== Material to process ==
____
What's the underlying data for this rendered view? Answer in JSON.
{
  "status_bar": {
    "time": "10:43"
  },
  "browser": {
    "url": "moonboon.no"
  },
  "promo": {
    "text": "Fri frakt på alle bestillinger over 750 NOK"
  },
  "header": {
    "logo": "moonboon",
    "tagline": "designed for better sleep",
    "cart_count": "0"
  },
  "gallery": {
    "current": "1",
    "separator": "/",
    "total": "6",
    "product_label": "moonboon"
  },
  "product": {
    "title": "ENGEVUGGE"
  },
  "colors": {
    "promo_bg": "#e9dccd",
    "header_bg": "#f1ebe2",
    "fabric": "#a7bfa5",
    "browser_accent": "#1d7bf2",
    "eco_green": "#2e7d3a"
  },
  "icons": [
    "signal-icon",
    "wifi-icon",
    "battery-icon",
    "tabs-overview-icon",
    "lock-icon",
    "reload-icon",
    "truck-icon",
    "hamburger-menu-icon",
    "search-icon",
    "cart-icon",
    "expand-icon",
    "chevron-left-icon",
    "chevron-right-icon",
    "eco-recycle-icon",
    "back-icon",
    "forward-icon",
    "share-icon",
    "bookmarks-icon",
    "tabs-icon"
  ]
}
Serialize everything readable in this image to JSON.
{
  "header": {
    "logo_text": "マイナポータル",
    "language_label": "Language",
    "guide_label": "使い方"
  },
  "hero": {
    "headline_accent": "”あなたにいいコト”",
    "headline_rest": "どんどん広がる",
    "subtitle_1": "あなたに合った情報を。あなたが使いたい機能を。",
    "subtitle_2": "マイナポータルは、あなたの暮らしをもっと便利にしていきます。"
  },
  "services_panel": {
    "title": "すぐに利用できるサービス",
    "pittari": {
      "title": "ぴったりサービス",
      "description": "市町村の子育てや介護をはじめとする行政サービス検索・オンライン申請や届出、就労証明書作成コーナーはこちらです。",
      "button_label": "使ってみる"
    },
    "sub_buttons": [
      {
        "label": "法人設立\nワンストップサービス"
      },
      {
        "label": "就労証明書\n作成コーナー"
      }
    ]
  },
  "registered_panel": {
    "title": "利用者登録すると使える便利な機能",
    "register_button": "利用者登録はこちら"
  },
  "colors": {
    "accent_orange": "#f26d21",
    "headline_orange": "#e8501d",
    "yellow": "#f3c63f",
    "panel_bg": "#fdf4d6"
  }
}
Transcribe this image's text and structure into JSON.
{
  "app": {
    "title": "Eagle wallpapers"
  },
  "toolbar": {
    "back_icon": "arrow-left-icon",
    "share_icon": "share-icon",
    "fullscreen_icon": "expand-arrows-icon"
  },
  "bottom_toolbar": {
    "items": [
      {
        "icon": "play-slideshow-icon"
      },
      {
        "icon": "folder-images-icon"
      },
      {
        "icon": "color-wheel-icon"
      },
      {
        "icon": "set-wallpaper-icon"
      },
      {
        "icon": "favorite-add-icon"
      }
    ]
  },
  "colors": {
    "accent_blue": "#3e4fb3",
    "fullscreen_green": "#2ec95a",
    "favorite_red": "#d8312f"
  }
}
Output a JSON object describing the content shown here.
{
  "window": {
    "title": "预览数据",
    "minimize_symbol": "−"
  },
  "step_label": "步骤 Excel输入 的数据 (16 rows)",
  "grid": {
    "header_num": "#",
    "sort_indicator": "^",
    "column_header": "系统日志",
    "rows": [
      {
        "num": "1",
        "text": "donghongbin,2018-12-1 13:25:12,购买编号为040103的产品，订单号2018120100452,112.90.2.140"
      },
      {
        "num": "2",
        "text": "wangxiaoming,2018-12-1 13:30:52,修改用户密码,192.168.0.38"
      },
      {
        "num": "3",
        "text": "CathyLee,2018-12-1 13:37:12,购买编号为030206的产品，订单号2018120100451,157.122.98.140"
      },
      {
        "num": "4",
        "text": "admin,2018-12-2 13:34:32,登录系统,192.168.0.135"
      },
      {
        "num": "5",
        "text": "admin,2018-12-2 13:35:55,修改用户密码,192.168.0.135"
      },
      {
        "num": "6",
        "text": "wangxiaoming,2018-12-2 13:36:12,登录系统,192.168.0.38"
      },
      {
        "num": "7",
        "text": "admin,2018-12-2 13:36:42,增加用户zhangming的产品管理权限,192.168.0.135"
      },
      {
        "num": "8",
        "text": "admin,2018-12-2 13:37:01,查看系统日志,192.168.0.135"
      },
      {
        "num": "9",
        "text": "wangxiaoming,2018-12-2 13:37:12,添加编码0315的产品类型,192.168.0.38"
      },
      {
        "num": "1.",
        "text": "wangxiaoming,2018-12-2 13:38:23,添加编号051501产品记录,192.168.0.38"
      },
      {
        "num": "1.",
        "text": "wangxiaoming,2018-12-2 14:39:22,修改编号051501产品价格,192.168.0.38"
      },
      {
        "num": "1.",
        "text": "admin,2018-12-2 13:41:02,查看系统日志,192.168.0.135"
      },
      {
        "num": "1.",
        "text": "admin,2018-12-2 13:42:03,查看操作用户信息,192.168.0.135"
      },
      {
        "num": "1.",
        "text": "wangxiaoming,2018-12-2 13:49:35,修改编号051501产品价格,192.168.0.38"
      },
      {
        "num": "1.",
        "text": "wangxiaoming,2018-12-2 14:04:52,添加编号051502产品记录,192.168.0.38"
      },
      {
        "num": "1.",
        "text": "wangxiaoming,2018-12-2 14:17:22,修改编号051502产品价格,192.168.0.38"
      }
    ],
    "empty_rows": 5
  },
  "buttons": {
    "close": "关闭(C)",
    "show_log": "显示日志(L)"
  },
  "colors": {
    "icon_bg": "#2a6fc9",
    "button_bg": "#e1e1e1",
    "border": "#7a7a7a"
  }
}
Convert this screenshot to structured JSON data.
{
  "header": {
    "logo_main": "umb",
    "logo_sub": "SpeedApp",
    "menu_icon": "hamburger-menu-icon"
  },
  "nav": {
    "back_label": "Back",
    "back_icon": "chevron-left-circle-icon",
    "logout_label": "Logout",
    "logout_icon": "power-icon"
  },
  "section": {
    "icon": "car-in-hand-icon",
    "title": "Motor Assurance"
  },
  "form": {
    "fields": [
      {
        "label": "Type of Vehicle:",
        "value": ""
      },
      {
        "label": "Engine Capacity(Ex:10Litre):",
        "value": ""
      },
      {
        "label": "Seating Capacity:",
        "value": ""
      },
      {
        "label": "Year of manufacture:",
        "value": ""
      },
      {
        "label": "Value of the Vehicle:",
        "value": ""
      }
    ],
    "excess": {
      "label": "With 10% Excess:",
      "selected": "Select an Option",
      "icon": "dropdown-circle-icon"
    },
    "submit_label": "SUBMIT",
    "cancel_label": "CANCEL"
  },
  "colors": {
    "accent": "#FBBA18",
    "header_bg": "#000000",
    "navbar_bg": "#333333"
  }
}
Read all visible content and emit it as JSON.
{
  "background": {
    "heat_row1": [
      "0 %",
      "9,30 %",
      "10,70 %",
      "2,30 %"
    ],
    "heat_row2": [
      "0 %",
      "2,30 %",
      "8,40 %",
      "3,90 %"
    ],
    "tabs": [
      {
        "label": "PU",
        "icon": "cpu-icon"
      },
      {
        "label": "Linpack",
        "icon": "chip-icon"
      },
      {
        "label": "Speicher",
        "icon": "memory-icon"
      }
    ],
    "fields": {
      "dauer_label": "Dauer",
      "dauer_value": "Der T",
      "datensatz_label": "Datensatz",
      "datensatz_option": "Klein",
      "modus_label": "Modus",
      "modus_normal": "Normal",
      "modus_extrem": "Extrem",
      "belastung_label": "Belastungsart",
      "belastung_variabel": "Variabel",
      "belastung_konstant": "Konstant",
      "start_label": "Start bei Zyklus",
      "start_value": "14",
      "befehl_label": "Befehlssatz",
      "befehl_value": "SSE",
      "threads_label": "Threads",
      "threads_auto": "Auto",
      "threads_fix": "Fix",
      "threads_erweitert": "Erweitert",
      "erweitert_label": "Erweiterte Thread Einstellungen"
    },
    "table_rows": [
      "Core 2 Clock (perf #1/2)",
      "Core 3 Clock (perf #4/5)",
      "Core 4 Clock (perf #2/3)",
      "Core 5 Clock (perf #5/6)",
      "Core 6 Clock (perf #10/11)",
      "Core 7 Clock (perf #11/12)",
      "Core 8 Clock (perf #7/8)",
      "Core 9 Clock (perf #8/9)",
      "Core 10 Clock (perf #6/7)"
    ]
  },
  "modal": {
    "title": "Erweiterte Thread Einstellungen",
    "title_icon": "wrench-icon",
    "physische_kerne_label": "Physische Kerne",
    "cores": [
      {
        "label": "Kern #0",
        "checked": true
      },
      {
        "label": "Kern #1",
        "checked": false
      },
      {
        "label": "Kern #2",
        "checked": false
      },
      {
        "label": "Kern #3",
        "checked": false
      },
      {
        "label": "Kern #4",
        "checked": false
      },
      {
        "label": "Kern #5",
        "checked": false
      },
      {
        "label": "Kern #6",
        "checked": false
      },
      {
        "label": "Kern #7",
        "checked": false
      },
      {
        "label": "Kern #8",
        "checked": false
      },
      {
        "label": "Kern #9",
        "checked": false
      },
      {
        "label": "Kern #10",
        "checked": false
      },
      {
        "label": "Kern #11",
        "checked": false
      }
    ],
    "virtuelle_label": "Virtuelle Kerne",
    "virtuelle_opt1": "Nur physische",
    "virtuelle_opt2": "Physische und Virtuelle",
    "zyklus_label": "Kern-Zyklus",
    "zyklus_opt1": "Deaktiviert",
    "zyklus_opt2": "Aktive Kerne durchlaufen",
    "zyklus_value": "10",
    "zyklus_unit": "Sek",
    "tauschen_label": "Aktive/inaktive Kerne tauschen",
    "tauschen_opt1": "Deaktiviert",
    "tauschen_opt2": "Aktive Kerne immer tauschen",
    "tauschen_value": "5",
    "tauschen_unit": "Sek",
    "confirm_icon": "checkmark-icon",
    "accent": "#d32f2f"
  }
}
____
== What is expected ==
Take every line that includes the string "修改用户密码" and copy it.

== Final answer ==
        "text": "wangxiaoming,2018-12-1 13:30:52,修改用户密码,192.168.0.38"
        "text": "admin,2018-12-2 13:35:55,修改用户密码,192.168.0.135"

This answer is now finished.